**WHAT IS ASKED**
Identify the lines holding "image" and copy them.

==============================

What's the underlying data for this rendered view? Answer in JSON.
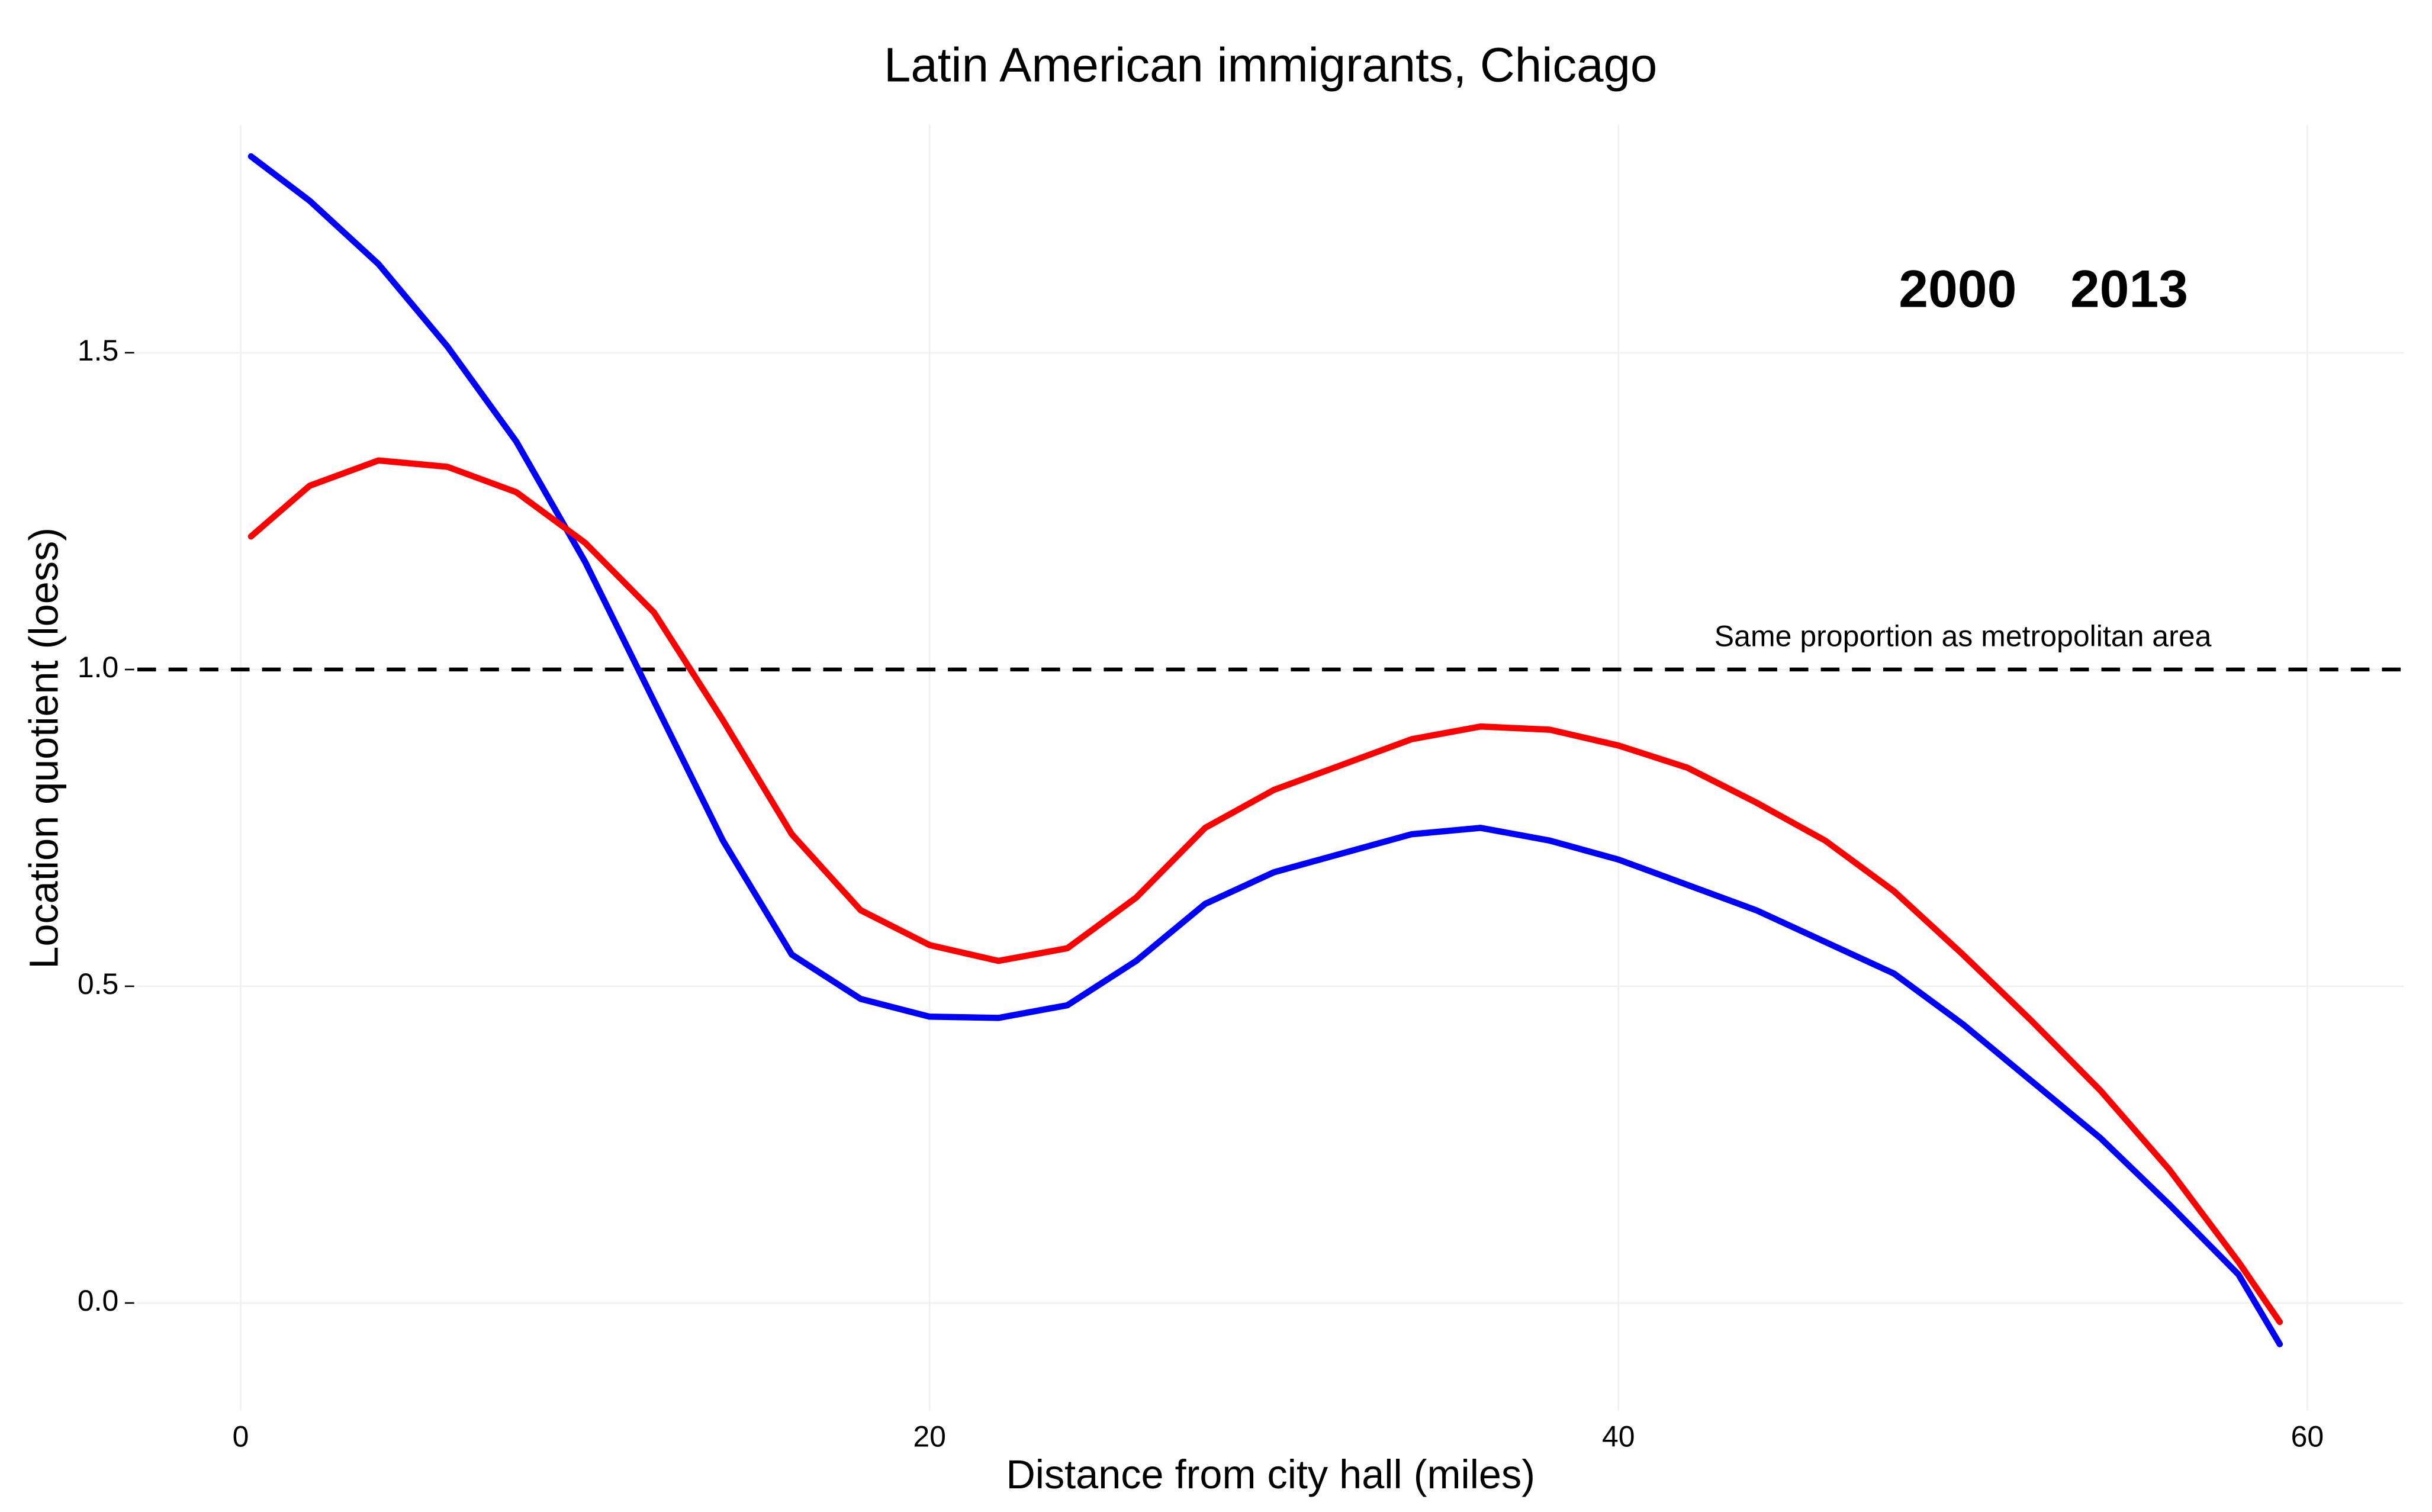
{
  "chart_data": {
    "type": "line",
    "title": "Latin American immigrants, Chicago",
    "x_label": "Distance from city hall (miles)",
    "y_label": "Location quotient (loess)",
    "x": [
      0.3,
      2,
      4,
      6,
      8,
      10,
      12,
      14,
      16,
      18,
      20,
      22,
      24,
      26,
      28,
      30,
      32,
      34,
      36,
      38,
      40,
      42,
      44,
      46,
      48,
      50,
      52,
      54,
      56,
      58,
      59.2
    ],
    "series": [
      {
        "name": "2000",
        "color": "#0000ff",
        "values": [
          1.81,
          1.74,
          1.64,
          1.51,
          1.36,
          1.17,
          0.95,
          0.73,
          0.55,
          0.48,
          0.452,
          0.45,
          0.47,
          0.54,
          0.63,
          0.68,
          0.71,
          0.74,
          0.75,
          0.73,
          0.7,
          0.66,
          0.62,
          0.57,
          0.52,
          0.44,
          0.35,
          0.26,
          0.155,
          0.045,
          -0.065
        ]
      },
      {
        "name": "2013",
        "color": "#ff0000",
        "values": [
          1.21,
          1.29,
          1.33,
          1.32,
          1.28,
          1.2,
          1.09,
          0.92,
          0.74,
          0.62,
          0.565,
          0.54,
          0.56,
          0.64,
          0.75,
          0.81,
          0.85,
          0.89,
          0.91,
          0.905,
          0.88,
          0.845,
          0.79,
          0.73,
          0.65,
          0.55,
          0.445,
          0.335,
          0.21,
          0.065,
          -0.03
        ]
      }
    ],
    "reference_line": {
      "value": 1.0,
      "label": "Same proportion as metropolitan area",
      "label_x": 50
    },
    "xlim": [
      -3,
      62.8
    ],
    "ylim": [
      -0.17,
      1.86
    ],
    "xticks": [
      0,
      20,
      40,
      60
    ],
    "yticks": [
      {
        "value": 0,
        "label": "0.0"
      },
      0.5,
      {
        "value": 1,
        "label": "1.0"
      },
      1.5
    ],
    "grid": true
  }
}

==============================

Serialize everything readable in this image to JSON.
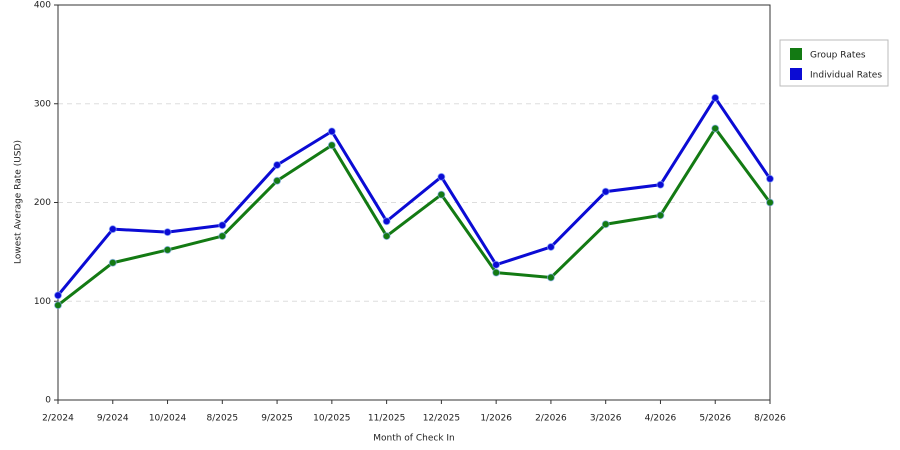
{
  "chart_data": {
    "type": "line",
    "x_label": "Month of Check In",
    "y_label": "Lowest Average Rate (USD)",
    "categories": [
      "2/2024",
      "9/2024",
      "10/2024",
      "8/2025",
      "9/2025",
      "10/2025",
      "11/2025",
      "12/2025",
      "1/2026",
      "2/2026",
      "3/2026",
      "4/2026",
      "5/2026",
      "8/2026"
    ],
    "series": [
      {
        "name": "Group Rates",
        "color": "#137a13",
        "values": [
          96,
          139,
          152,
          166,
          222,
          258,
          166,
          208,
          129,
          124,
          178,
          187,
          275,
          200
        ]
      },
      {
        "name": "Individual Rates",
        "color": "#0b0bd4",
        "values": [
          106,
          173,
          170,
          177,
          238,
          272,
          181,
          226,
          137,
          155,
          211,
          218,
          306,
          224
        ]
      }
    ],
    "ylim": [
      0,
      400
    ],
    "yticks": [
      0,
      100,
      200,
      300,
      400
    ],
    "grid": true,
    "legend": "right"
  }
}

==============================

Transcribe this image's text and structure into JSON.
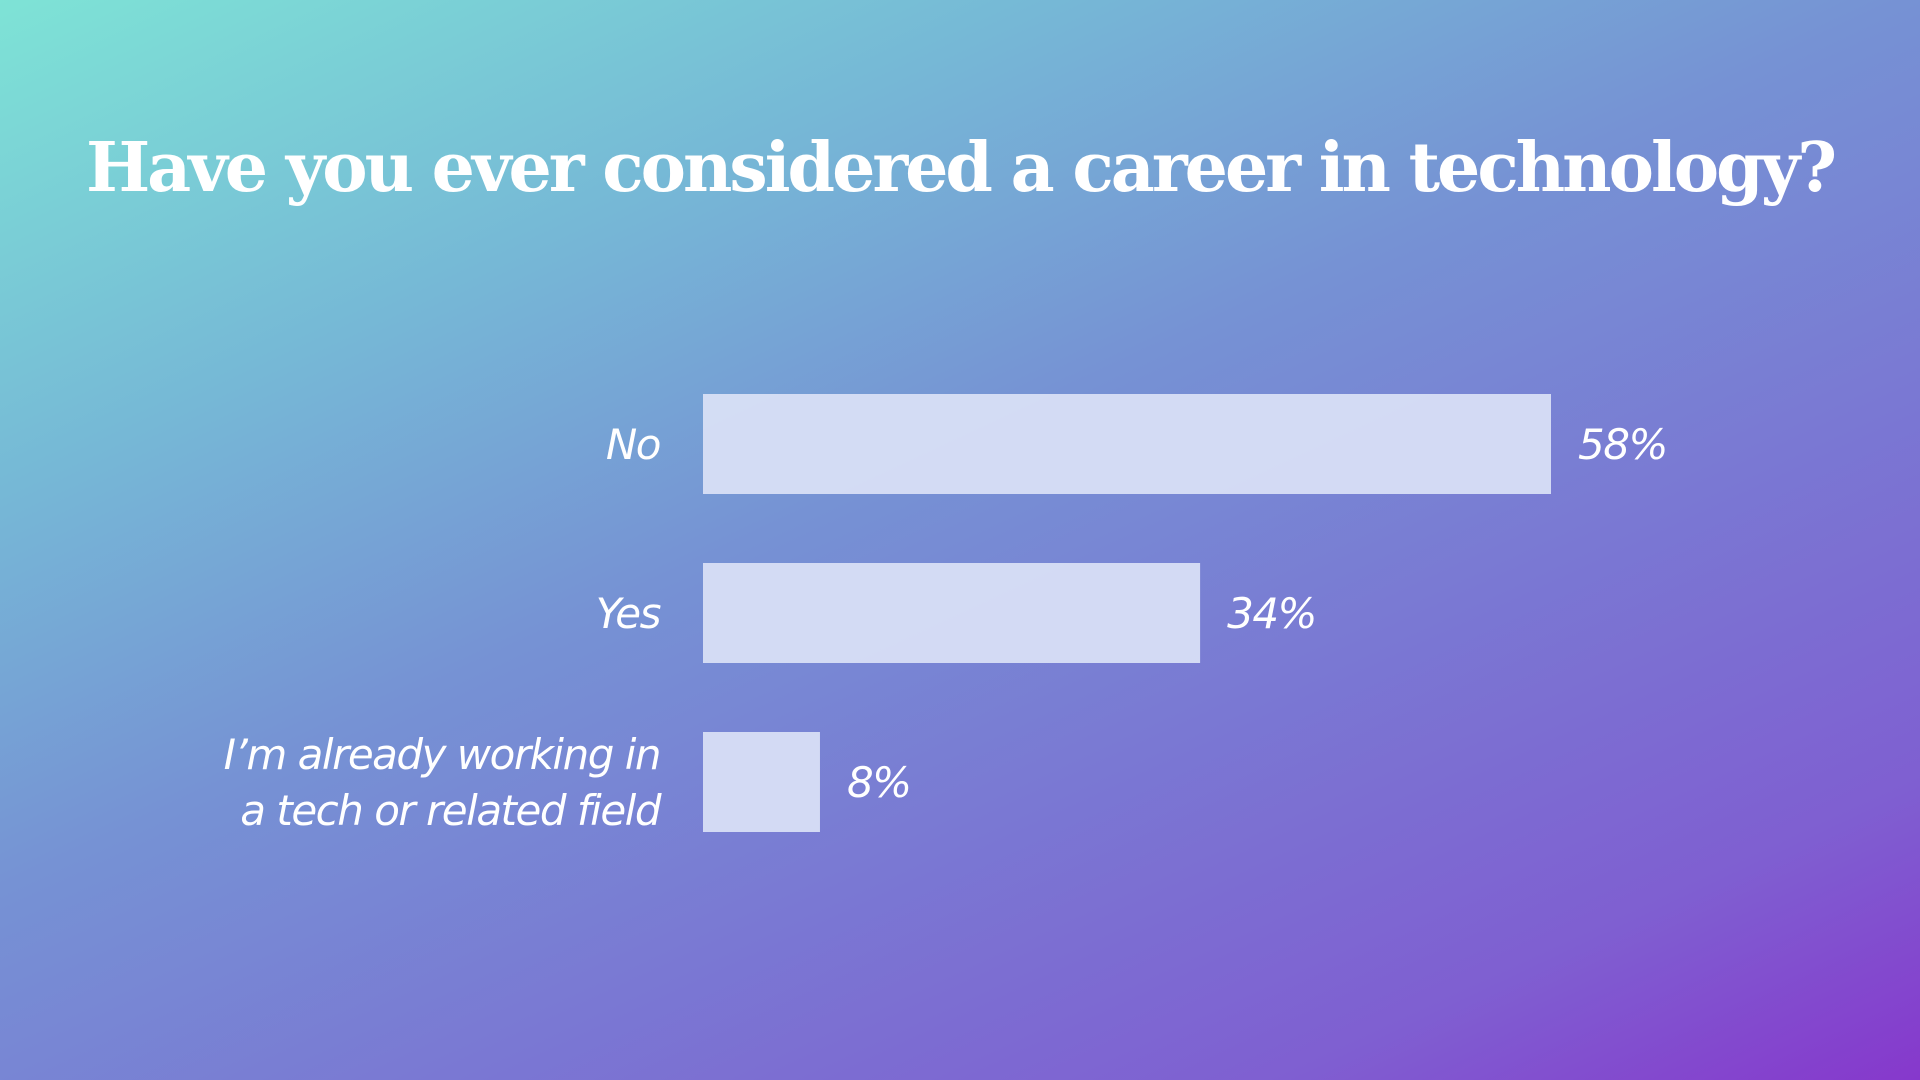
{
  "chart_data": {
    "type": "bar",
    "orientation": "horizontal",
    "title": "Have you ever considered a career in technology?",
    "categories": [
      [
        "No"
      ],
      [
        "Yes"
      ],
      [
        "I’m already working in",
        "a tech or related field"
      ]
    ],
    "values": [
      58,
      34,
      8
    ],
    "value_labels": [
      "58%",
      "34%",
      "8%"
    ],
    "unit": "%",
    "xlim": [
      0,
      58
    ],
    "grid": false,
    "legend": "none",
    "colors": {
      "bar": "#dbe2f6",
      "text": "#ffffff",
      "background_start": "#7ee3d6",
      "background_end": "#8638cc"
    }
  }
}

==============================

**RESPONSE FOR THIS EXERCISE**
Serialize everything readable in this image to JSON.
Transcribe this image's text and structure into JSON.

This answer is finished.